___ Record excerpts ___

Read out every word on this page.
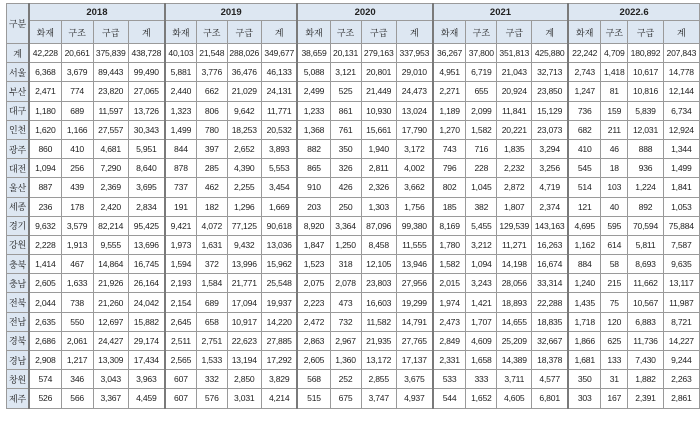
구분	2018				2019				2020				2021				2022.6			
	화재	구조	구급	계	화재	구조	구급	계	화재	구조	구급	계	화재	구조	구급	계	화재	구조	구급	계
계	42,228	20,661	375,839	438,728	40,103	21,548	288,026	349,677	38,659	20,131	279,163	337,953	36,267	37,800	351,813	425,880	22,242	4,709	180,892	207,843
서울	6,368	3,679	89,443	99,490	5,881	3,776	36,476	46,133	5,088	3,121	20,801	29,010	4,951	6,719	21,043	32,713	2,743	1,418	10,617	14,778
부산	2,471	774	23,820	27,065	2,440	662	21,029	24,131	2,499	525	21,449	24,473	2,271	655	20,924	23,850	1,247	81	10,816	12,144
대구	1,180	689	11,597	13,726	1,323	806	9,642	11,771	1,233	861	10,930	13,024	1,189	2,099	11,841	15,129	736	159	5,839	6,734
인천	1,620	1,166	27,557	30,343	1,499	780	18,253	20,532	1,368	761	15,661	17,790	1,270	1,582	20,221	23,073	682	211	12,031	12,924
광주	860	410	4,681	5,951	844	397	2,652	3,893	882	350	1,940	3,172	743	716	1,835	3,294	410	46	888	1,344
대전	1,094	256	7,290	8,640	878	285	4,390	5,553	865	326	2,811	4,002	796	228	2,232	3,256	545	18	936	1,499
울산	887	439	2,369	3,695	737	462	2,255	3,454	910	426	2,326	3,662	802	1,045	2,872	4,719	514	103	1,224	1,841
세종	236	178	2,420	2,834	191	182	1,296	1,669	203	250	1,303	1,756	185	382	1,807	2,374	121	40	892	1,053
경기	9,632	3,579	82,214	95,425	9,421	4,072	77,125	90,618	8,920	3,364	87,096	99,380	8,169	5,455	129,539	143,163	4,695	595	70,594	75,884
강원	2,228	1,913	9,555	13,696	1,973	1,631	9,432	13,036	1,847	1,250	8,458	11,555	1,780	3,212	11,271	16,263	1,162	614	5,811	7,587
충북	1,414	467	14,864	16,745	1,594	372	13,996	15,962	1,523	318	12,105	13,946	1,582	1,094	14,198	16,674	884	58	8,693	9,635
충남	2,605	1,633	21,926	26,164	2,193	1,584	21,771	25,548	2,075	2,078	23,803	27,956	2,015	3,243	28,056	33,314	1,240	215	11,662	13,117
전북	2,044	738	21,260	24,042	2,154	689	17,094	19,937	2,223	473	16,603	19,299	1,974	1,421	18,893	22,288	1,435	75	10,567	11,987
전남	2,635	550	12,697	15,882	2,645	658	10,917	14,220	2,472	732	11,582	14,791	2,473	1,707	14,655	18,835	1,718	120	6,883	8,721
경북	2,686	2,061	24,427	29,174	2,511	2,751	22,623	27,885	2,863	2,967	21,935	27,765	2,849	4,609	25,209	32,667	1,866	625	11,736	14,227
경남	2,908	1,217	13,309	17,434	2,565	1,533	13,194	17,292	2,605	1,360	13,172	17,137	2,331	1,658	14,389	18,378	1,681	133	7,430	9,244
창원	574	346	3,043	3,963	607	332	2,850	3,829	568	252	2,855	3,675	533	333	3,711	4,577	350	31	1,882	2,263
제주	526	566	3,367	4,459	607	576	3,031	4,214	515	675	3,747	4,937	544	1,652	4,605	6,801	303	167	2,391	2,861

___
___ Record excerpts ___

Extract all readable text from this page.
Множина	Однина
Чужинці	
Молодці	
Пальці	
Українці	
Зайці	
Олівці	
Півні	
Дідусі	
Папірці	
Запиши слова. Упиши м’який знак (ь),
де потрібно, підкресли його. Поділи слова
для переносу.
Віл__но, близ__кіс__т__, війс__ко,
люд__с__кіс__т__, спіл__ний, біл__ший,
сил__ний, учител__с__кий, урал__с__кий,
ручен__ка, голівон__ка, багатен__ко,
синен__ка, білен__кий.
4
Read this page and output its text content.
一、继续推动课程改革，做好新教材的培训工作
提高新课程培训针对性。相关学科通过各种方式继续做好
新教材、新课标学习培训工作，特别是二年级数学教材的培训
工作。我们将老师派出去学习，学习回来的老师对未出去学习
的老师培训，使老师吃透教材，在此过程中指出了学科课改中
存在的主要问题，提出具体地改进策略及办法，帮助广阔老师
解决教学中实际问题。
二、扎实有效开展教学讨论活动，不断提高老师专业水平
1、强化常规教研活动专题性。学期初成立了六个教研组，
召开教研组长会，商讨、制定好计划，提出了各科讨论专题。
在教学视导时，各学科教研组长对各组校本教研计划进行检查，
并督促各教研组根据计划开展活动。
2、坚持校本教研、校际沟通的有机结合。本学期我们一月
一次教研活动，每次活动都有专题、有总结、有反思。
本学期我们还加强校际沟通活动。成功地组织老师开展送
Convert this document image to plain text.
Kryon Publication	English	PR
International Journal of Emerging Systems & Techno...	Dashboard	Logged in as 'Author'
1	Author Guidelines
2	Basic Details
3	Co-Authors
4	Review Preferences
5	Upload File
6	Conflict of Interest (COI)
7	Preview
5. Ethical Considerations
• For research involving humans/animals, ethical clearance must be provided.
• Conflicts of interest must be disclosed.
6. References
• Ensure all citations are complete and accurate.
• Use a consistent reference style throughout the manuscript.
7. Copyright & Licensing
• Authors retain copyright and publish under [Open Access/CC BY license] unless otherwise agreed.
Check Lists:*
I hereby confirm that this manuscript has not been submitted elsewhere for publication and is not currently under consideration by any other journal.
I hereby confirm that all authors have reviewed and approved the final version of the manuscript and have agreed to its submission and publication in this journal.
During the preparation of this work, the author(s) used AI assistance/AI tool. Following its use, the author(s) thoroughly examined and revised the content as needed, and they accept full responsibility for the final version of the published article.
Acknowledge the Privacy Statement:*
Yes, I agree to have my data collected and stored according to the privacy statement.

___
___ Record excerpts ___

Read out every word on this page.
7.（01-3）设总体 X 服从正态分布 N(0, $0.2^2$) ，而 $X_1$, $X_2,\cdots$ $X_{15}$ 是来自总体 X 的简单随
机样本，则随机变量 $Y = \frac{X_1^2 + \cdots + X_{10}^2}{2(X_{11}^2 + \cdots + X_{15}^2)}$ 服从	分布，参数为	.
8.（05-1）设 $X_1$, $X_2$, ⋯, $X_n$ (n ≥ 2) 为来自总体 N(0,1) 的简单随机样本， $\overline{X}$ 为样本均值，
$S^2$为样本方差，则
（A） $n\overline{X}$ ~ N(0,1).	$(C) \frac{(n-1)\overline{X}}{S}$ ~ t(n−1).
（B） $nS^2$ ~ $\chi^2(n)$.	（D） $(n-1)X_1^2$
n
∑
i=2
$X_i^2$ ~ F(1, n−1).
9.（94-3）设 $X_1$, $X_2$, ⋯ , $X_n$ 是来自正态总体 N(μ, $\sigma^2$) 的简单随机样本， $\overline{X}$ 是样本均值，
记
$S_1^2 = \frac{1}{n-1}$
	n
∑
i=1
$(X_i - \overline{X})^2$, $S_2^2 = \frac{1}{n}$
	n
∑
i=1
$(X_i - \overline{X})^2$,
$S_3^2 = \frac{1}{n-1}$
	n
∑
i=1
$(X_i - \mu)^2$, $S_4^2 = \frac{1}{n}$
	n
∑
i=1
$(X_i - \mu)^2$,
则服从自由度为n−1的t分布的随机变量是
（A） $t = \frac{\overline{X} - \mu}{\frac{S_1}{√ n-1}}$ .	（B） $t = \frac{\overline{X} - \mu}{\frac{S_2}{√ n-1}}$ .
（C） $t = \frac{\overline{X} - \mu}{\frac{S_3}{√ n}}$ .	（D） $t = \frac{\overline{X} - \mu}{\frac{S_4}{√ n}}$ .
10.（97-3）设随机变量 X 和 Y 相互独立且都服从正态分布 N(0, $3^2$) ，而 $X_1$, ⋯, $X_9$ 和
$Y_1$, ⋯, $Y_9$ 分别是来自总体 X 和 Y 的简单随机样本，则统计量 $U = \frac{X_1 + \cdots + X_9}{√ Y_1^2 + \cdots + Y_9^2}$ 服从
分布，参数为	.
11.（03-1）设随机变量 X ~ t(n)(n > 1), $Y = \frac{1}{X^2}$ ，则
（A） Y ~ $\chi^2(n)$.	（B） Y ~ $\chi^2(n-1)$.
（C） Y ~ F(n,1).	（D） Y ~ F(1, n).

___

■ What the task asks:
Find the word "this" in the material, then list each line that holds it.

■ Answer to the task:
Read out every word on this page.
Extract all readable text from this page.
Read this page and output its text content.
Convert this document image to plain text.
I hereby confirm that this manuscript has not been submitted elsewhere for publication and is not currently under consideration by any other journal.
I hereby confirm that all authors have reviewed and approved the final version of the manuscript and have agreed to its submission and publication in this journal.
During the preparation of this work, the author(s) used AI assistance/AI tool. Following its use, the author(s) thoroughly examined and revised the content as needed, and they accept full responsibility for the final version of the published article.
Read out every word on this page.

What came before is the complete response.